■ Instructions for the task:
Reproduce every one of the rows below word for word, leaving out the picture.

■ Material provided:

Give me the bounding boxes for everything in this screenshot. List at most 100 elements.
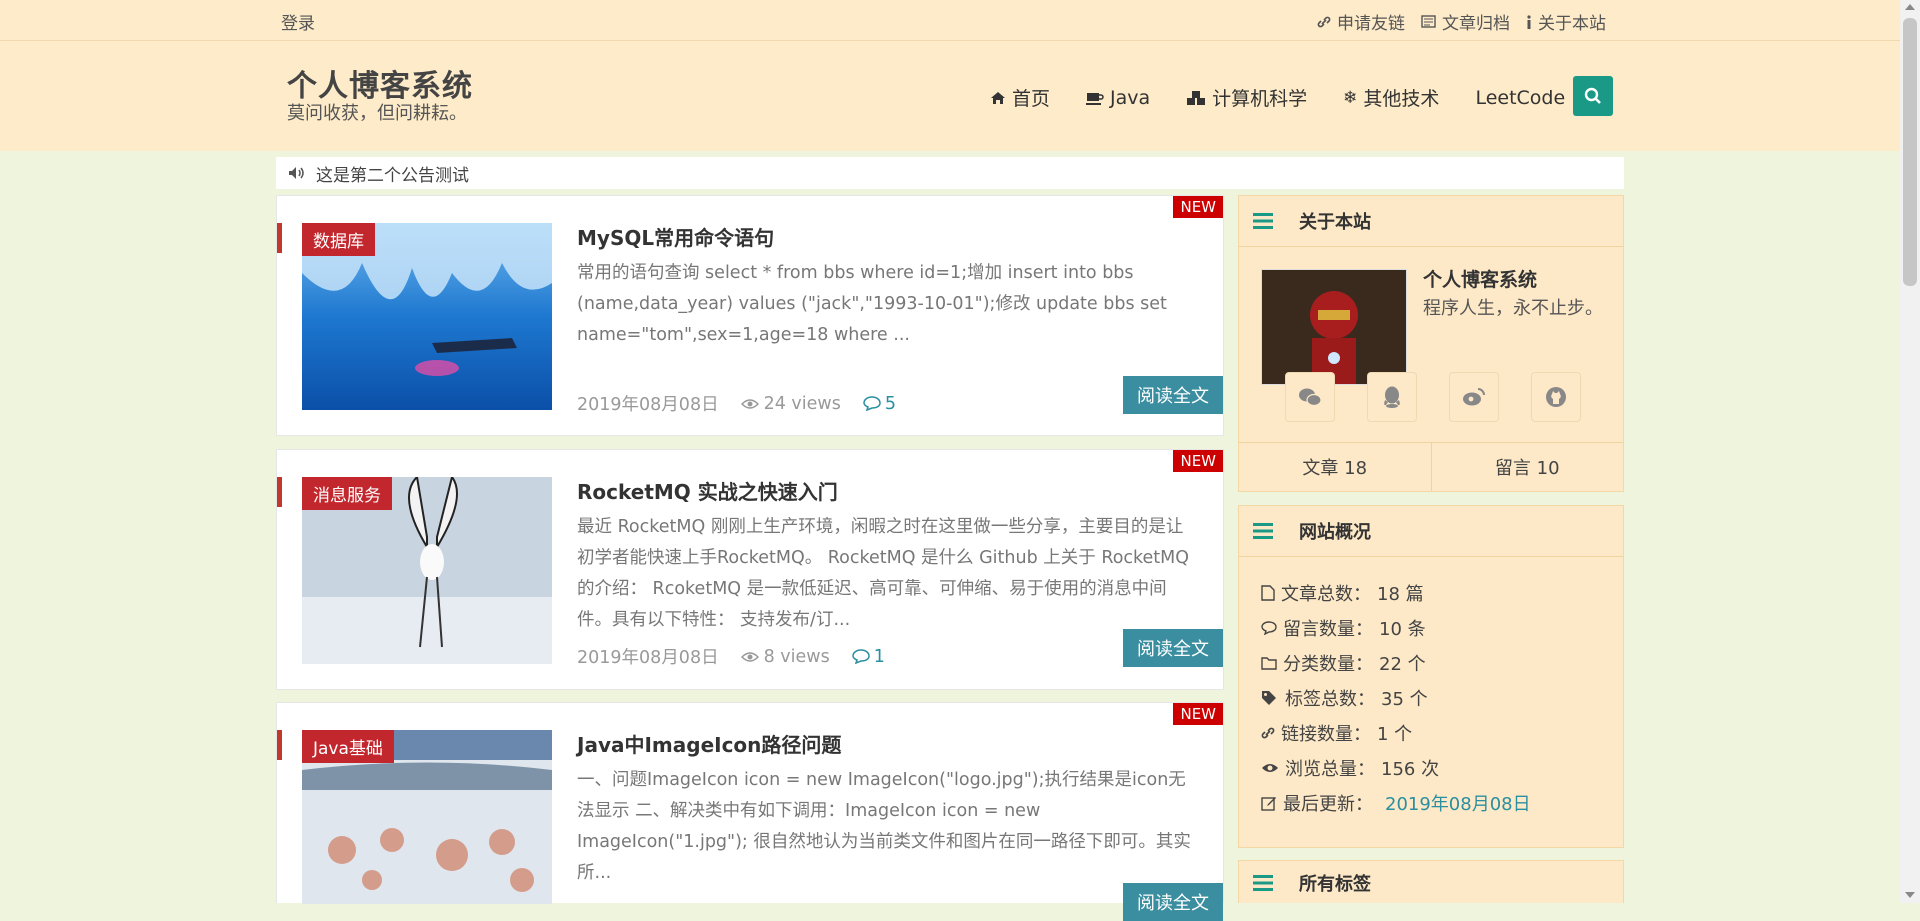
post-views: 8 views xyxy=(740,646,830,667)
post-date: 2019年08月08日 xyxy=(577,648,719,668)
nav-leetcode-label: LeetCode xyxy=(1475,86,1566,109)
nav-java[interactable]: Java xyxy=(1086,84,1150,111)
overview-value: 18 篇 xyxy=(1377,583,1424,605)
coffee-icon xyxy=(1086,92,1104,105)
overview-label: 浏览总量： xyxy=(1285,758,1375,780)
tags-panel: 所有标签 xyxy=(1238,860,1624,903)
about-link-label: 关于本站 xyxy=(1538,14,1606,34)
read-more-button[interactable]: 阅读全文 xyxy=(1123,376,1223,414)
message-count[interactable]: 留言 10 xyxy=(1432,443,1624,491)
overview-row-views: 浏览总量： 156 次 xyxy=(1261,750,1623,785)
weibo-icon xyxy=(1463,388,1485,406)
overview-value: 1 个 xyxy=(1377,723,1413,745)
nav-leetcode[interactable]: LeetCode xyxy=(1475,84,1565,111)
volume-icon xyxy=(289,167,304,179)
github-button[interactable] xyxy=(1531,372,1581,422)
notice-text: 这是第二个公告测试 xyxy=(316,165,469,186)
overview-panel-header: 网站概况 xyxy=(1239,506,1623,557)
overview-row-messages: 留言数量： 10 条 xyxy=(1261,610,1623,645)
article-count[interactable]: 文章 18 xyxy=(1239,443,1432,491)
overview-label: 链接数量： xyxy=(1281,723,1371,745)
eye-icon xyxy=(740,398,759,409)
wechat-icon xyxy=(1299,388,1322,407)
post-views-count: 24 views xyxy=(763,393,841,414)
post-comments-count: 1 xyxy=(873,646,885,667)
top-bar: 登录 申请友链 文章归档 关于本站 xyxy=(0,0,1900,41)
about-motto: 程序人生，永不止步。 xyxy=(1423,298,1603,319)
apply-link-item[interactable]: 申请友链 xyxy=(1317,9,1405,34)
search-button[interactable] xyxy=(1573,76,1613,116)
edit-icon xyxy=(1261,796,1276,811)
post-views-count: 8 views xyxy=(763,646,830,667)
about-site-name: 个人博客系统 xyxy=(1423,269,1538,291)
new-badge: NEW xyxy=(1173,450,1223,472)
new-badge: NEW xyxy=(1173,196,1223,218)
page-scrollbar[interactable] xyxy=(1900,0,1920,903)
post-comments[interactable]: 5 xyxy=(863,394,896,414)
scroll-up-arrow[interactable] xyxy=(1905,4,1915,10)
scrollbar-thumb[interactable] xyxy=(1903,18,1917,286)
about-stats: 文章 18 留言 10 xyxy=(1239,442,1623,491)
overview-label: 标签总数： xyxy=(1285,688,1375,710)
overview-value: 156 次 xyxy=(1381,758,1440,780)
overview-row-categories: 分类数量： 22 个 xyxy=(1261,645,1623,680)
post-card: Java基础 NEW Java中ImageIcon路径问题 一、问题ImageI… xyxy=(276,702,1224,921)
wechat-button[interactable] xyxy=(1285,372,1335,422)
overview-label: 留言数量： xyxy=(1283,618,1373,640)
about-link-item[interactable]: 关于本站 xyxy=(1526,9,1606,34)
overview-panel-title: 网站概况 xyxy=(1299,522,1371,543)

■ Solution for this problem:
Give me the bounding boxes for everything in this screenshot. List at most 100 elements.
post-views: 8 views xyxy=(740,646,830,667)
post-date: 2019年08月08日 xyxy=(577,648,719,668)
nav-leetcode-label: LeetCode xyxy=(1475,86,1566,109)
nav-java[interactable]: Java xyxy=(1086,84,1150,111)
overview-value: 18 篇 xyxy=(1377,583,1424,605)
coffee-icon xyxy=(1086,92,1104,105)
overview-label: 浏览总量： xyxy=(1285,758,1375,780)
tags-panel: 所有标签 xyxy=(1238,860,1624,903)
about-link-label: 关于本站 xyxy=(1538,14,1606,34)
read-more-button[interactable]: 阅读全文 xyxy=(1123,376,1223,414)
message-count[interactable]: 留言 10 xyxy=(1432,443,1624,491)
overview-row-views: 浏览总量： 156 次 xyxy=(1261,750,1623,785)
weibo-icon xyxy=(1463,388,1485,406)
overview-value: 1 个 xyxy=(1377,723,1413,745)
nav-leetcode[interactable]: LeetCode xyxy=(1475,84,1565,111)
volume-icon xyxy=(289,167,304,179)
github-button[interactable] xyxy=(1531,372,1581,422)
notice-text: 这是第二个公告测试 xyxy=(316,165,469,186)
overview-panel-header: 网站概况 xyxy=(1239,506,1623,557)
overview-row-messages: 留言数量： 10 条 xyxy=(1261,610,1623,645)
article-count[interactable]: 文章 18 xyxy=(1239,443,1432,491)
overview-label: 链接数量： xyxy=(1281,723,1371,745)
eye-icon xyxy=(740,398,759,409)
wechat-icon xyxy=(1299,388,1322,407)
post-views-count: 24 views xyxy=(763,393,841,414)
post-comments-count: 1 xyxy=(873,646,885,667)
top-bar: 登录 申请友链 文章归档 关于本站 xyxy=(0,0,1900,41)
about-motto: 程序人生，永不止步。 xyxy=(1423,298,1603,319)
apply-link-item[interactable]: 申请友链 xyxy=(1317,9,1405,34)
search-button[interactable] xyxy=(1573,76,1613,116)
edit-icon xyxy=(1261,796,1276,811)
post-views-count: 8 views xyxy=(763,646,830,667)
about-site-name: 个人博客系统 xyxy=(1423,269,1538,291)
new-badge: NEW xyxy=(1173,450,1223,472)
new-badge: NEW xyxy=(1173,196,1223,218)
page-scrollbar[interactable] xyxy=(1900,0,1920,903)
post-comments[interactable]: 5 xyxy=(863,394,896,414)
scroll-up-arrow[interactable] xyxy=(1905,4,1915,10)
scrollbar-thumb[interactable] xyxy=(1903,18,1917,286)
about-stats: 文章 18 留言 10 xyxy=(1239,442,1623,491)
overview-label: 标签总数： xyxy=(1285,688,1375,710)
overview-value: 156 次 xyxy=(1381,758,1440,780)
overview-row-categories: 分类数量： 22 个 xyxy=(1261,645,1623,680)
post-card: Java基础 NEW Java中ImageIcon路径问题 一、问题ImageI… xyxy=(276,702,1224,921)
wechat-button[interactable] xyxy=(1285,372,1335,422)
overview-label: 留言数量： xyxy=(1283,618,1373,640)
about-link-item[interactable]: 关于本站 xyxy=(1526,9,1606,34)
overview-panel-title: 网站概况 xyxy=(1299,522,1371,543)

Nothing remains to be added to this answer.